(TASK TO COMPLETE): From the entries below, pick out every line that contains the string "chart" and copy each one. Case counts.

(Spatial annotation entries):
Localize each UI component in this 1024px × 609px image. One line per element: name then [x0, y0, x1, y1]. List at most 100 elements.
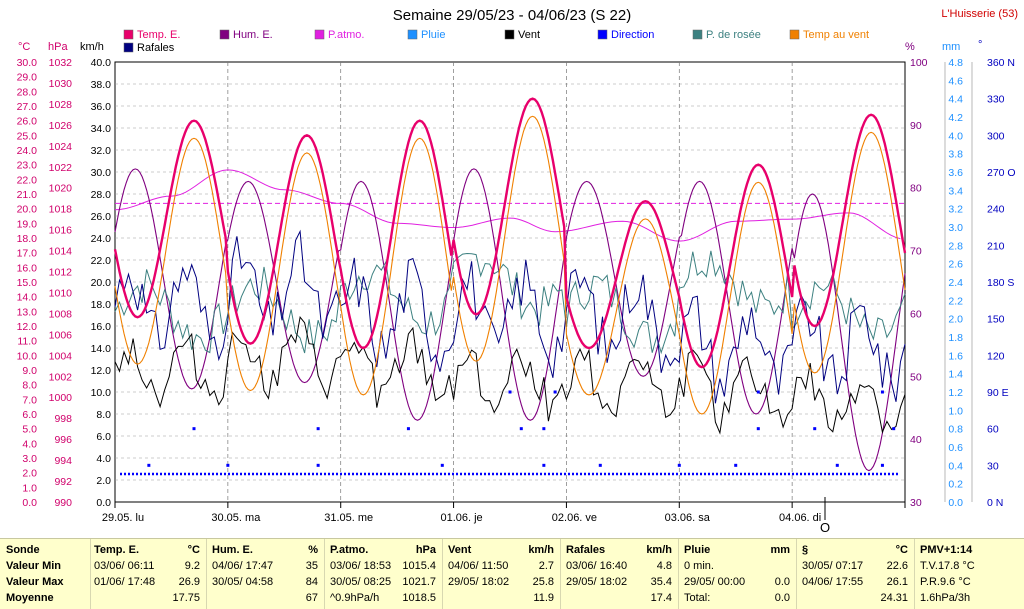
y-tick-pressure: 1014 [49, 246, 73, 258]
legend-label: Temp. E. [137, 29, 180, 41]
direction-point [542, 463, 546, 467]
y-tick-wind: 30.0 [91, 167, 112, 179]
y-tick-pressure: 1016 [49, 225, 73, 237]
x-tick-label: 01.06. je [440, 512, 482, 524]
y-tick-rain: 3.2 [948, 204, 963, 216]
y-tick-temp: 26.0 [17, 116, 38, 128]
stats-separator [914, 539, 915, 609]
y-tick-rain: 4.8 [948, 57, 963, 69]
stats-col-hum: Hum. E.% 04/06/ 17:47 35 30/05/ 04:58 84 6… [212, 542, 318, 606]
stats-tvent-mean: 24.31 [880, 592, 908, 604]
y-tick-rain: 0.0 [948, 497, 963, 509]
y-tick-rain: 0.4 [948, 460, 963, 472]
y-tick-rain: 3.0 [948, 222, 963, 234]
stats-col-rafales: Rafales km/h 03/06/ 16:40 4.8 29/05/ 18:02… [566, 542, 672, 606]
y-tick-temp: 22.0 [17, 174, 38, 186]
y-tick-wind: 36.0 [91, 101, 112, 113]
stats-rafales-unit: km/h [646, 544, 672, 556]
series-humidity [114, 168, 906, 472]
y-tick-temp: 20.0 [17, 204, 38, 216]
stats-rafales-min-date: 03/06/ 16:40 [566, 560, 628, 572]
y-tick-wind: 18.0 [91, 299, 112, 311]
y-tick-pressure: 1002 [49, 371, 73, 383]
chart-title: Semaine 29/05/23 - 04/06/23 (S 22) [393, 7, 632, 24]
y-tick-pressure: 1024 [49, 141, 73, 153]
y-tick-rain: 2.0 [948, 314, 963, 326]
y-tick-rain: 4.2 [948, 112, 963, 124]
stats-col-temp: Temp. E. °C 03/06/ 06:11 9.2 01/06/ 17:48 2… [94, 542, 200, 606]
y-tick-hum: 40 [910, 434, 922, 446]
direction-point [880, 390, 884, 394]
y-tick-dir: 240 [987, 204, 1005, 216]
y-tick-rain: 1.6 [948, 350, 963, 362]
y-tick-dir: 300 [987, 130, 1005, 142]
stats-vent-header: Vent [448, 544, 472, 556]
stats-temp-mean: 17.75 [172, 592, 200, 604]
y-tick-pressure: 1020 [49, 183, 73, 195]
direction-point [756, 390, 760, 394]
y-tick-pressure: 1000 [49, 392, 73, 404]
direction-point [147, 463, 151, 467]
y-tick-rain: 2.6 [948, 259, 963, 271]
y-tick-wind: 38.0 [91, 79, 112, 91]
day-marker: O [820, 520, 830, 535]
y-tick-dir: 150 [987, 314, 1005, 326]
y-tick-temp: 19.0 [17, 218, 38, 230]
y-tick-temp: 14.0 [17, 292, 38, 304]
stats-pluie-unit: mm [770, 544, 790, 556]
stats-temp-max: 26.9 [178, 576, 200, 588]
stats-vent-min: 2.7 [538, 560, 554, 572]
direction-point [440, 463, 444, 467]
unit-hum: % [905, 41, 915, 53]
weather-chart: Semaine 29/05/23 - 04/06/23 (S 22) L'Hui… [17, 7, 1018, 535]
stats-temp-min-date: 03/06/ 06:11 [94, 560, 155, 572]
y-tick-pressure: 1028 [49, 99, 73, 111]
direction-point [316, 463, 320, 467]
stats-temp-max-date: 01/06/ 17:48 [94, 576, 156, 588]
stats-row-min: Valeur Min [6, 560, 62, 572]
stats-hum-max-date: 30/05/ 04:58 [212, 576, 274, 588]
chart-legend: Temp. E. Hum. E. P.atmo. Pluie Vent Direction… [123, 29, 869, 54]
legend-label: P. de rosée [706, 29, 761, 41]
y-tick-rain: 0.2 [948, 479, 963, 491]
legend-swatch [789, 29, 800, 40]
y-tick-temp: 11.0 [17, 336, 37, 348]
stats-hum-unit: % [308, 544, 318, 556]
stats-pluie-duration: 0 min. [684, 560, 714, 572]
stats-pluie-total: 0.0 [774, 592, 790, 604]
x-tick-label: 03.06. sa [665, 512, 711, 524]
direction-point [880, 463, 884, 467]
y-tick-temp: 1.0 [22, 482, 37, 494]
y-tick-pressure: 1030 [49, 78, 73, 90]
stats-vent-max: 25.8 [532, 576, 554, 588]
y-tick-hum: 90 [910, 120, 922, 132]
y-tick-wind: 40.0 [91, 57, 112, 69]
y-tick-dir: 210 [987, 240, 1005, 252]
stats-pmv-header: PMV+1:14 [920, 544, 973, 556]
y-tick-temp: 27.0 [17, 101, 38, 113]
y-tick-hum: 50 [910, 371, 922, 383]
stats-col-vent: Vent km/h 04/06/ 11:50 2.7 29/05/ 18:02 25.… [448, 542, 554, 606]
y-tick-temp: 4.0 [22, 438, 37, 450]
y-tick-temp: 8.0 [22, 380, 37, 392]
stats-separator [560, 539, 561, 609]
stats-hum-mean: 67 [305, 592, 318, 604]
stats-hum-max: 84 [305, 576, 318, 588]
stats-temp-header: Temp. E. [94, 544, 140, 556]
stats-vent-mean: 11.9 [533, 592, 554, 604]
x-tick-label: 29.05. lu [102, 512, 144, 524]
direction-point [734, 463, 738, 467]
y-tick-hum: 100 [910, 57, 928, 69]
stats-col-patmo: P.atmo. hPa 03/06/ 18:53 1015.4 30/05/ 08:… [330, 542, 436, 606]
x-tick-label: 04.06. di [779, 512, 821, 524]
y-tick-rain: 1.0 [948, 405, 963, 417]
direction-point [677, 463, 681, 467]
legend-label: Vent [518, 29, 540, 41]
y-tick-wind: 8.0 [96, 409, 111, 421]
y-tick-rain: 1.8 [948, 332, 963, 344]
y-tick-temp: 29.0 [17, 72, 38, 84]
y-tick-pressure: 1008 [49, 308, 73, 320]
y-tick-pressure: 1004 [49, 350, 73, 362]
y-tick-temp: 5.0 [22, 424, 37, 436]
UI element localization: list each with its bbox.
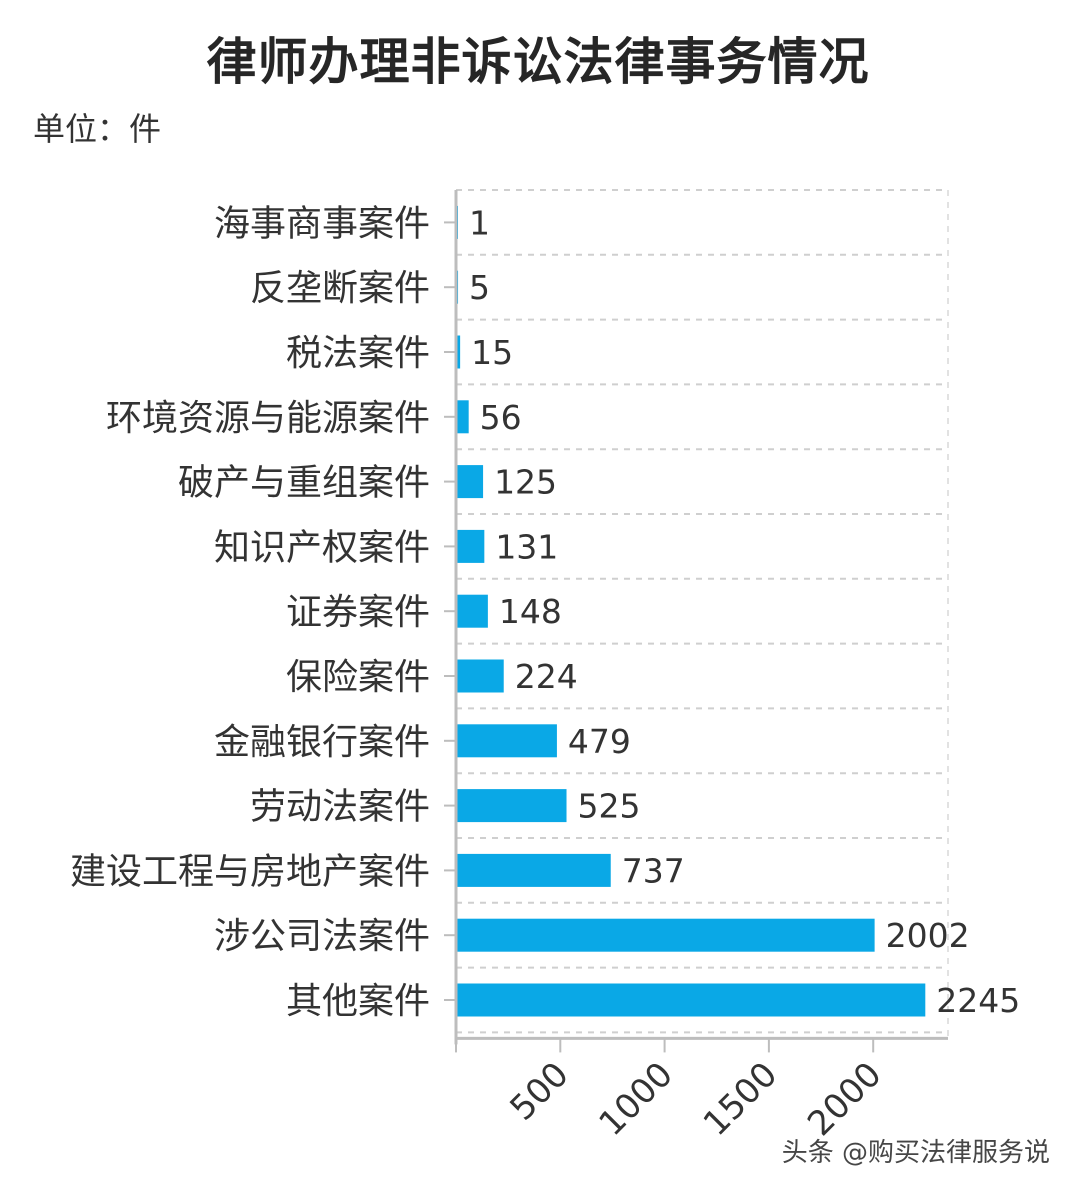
axis-layer [444,190,948,1053]
x-tick-label: 1000 [591,1054,680,1143]
bar [457,983,926,1017]
value-label: 56 [480,398,522,437]
label-layer: 500 1000 1500 2000 海事商事案件 1 反垄断案件 5 税法案件 15 环境资源与能… [70,203,1020,1144]
value-label: 131 [495,527,558,566]
bar [457,789,567,823]
watermark: 头条 @购买法律服务说 [781,1138,1050,1168]
bar-layer [457,205,926,1017]
value-label: 148 [499,592,562,631]
bar [457,335,461,369]
category-label: 破产与重组案件 [178,463,430,504]
category-label: 建设工程与房地产案件 [70,851,430,892]
bar [457,918,875,952]
bar [457,270,459,304]
category-label: 劳动法案件 [250,787,430,828]
bar [457,724,557,758]
x-tick-label: 2000 [800,1054,889,1143]
value-label: 2002 [886,916,970,955]
category-label: 反垄断案件 [250,268,430,309]
category-label: 环境资源与能源案件 [106,398,430,439]
bar [457,465,484,499]
value-label: 2245 [936,981,1020,1020]
unit-label: 单位：件 [33,110,162,148]
x-tick-label: 500 [502,1054,576,1128]
bar [457,529,485,563]
bar [457,853,611,887]
x-tick-label: 1500 [696,1054,785,1143]
category-label: 海事商事案件 [214,203,430,244]
category-label: 金融银行案件 [214,722,430,763]
value-label: 224 [515,657,578,696]
value-label: 5 [469,268,490,307]
category-label: 税法案件 [286,333,430,374]
value-label: 1 [469,203,490,242]
category-label: 其他案件 [286,981,430,1022]
grid-layer [456,189,949,1039]
value-label: 525 [578,787,641,826]
bar [457,659,504,693]
value-label: 15 [471,333,513,372]
value-label: 479 [568,722,631,761]
value-label: 125 [494,463,557,502]
category-label: 保险案件 [286,657,430,698]
category-label: 证券案件 [286,592,430,633]
bar [457,594,488,628]
category-label: 涉公司法案件 [214,916,430,957]
value-label: 737 [622,851,685,890]
chart-title: 律师办理非诉讼法律事务情况 [206,33,870,91]
category-label: 知识产权案件 [214,527,430,568]
bar [457,400,469,434]
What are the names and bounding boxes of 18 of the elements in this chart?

(RESULT):
chart-title: Semaine 29/05/23 - 04/06/23 (S 22) [393, 7, 632, 24]
weather-chart: Semaine 29/05/23 - 04/06/23 (S 22) L'Hui… [17, 7, 1018, 535]
chart-legend: Temp. E. Hum. E. P.atmo. Pluie Vent Direction… [123, 29, 869, 54]
chart-title: 律师办理非诉讼法律事务情况 [206,33,870,91]
What are the names and bounding boxes of 18 of the elements in this chart?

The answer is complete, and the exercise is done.